• _PROBLEM DETAILS_
Edit the listing from its first line through the line that contains "x-tick-label: 2000 xyxy=(187,574,223,590)": change each "sun-ray" to "sunbeam", keep everything else in those lines unchanged, and give back only those lines.

______

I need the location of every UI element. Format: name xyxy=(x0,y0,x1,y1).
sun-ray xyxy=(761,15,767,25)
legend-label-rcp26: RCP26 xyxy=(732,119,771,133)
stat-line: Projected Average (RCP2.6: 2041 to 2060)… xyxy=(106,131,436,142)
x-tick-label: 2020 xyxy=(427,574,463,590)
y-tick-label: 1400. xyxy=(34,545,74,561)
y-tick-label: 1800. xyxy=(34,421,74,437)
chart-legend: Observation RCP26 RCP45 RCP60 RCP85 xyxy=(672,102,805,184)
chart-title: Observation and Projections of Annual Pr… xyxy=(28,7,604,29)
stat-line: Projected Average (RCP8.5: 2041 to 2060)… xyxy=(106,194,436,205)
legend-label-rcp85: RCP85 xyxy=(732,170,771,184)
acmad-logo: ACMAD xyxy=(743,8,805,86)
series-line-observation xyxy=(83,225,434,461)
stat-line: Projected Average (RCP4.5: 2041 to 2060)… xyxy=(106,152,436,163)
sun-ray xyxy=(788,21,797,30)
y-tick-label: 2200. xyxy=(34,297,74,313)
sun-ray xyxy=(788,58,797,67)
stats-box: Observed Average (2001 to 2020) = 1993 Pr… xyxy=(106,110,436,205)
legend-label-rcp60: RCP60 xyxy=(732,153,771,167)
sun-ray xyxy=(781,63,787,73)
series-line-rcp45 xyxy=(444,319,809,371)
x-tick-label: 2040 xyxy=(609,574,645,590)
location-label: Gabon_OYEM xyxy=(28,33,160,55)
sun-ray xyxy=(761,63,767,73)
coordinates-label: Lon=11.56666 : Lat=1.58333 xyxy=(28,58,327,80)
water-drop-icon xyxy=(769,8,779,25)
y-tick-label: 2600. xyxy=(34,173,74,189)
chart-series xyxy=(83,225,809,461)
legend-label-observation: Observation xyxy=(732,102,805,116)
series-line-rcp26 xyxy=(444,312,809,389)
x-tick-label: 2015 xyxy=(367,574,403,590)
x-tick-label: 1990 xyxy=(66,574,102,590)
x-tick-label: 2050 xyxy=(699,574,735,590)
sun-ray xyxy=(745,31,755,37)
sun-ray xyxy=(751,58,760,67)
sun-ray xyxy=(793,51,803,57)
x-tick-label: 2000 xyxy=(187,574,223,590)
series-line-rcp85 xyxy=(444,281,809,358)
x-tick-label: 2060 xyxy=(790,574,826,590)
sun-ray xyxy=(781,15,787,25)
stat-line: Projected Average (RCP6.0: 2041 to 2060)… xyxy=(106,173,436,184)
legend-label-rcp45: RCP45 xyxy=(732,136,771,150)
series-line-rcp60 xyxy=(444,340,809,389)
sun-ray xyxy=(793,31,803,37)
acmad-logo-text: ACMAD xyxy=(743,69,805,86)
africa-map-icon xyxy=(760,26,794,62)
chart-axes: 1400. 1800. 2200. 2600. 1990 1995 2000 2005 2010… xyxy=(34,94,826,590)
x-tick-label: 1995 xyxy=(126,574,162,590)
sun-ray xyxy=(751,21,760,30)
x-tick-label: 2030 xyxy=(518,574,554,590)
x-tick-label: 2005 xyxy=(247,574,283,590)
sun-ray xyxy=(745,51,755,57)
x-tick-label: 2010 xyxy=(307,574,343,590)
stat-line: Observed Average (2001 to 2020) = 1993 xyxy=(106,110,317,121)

______

• _RESPONSE FOR THIS EXERCISE_
I need the location of every UI element. Format: name xyxy=(x0,y0,x1,y1).
sunbeam xyxy=(761,15,767,25)
legend-label-rcp26: RCP26 xyxy=(732,119,771,133)
stat-line: Projected Average (RCP2.6: 2041 to 2060)… xyxy=(106,131,436,142)
x-tick-label: 2020 xyxy=(427,574,463,590)
y-tick-label: 1400. xyxy=(34,545,74,561)
y-tick-label: 1800. xyxy=(34,421,74,437)
chart-legend: Observation RCP26 RCP45 RCP60 RCP85 xyxy=(672,102,805,184)
chart-title: Observation and Projections of Annual Pr… xyxy=(28,7,604,29)
stat-line: Projected Average (RCP8.5: 2041 to 2060)… xyxy=(106,194,436,205)
legend-label-rcp85: RCP85 xyxy=(732,170,771,184)
acmad-logo: ACMAD xyxy=(743,8,805,86)
series-line-observation xyxy=(83,225,434,461)
stat-line: Projected Average (RCP4.5: 2041 to 2060)… xyxy=(106,152,436,163)
sunbeam xyxy=(788,21,797,30)
y-tick-label: 2200. xyxy=(34,297,74,313)
sunbeam xyxy=(788,58,797,67)
stats-box: Observed Average (2001 to 2020) = 1993 Pr… xyxy=(106,110,436,205)
legend-label-rcp60: RCP60 xyxy=(732,153,771,167)
sunbeam xyxy=(781,63,787,73)
series-line-rcp45 xyxy=(444,319,809,371)
x-tick-label: 2040 xyxy=(609,574,645,590)
location-label: Gabon_OYEM xyxy=(28,33,160,55)
sunbeam xyxy=(761,63,767,73)
coordinates-label: Lon=11.56666 : Lat=1.58333 xyxy=(28,58,327,80)
water-drop-icon xyxy=(769,8,779,25)
y-tick-label: 2600. xyxy=(34,173,74,189)
chart-series xyxy=(83,225,809,461)
legend-label-observation: Observation xyxy=(732,102,805,116)
series-line-rcp26 xyxy=(444,312,809,389)
x-tick-label: 2015 xyxy=(367,574,403,590)
x-tick-label: 1990 xyxy=(66,574,102,590)
x-tick-label: 2050 xyxy=(699,574,735,590)
sunbeam xyxy=(745,31,755,37)
sunbeam xyxy=(751,58,760,67)
sunbeam xyxy=(793,51,803,57)
x-tick-label: 2000 xyxy=(187,574,223,590)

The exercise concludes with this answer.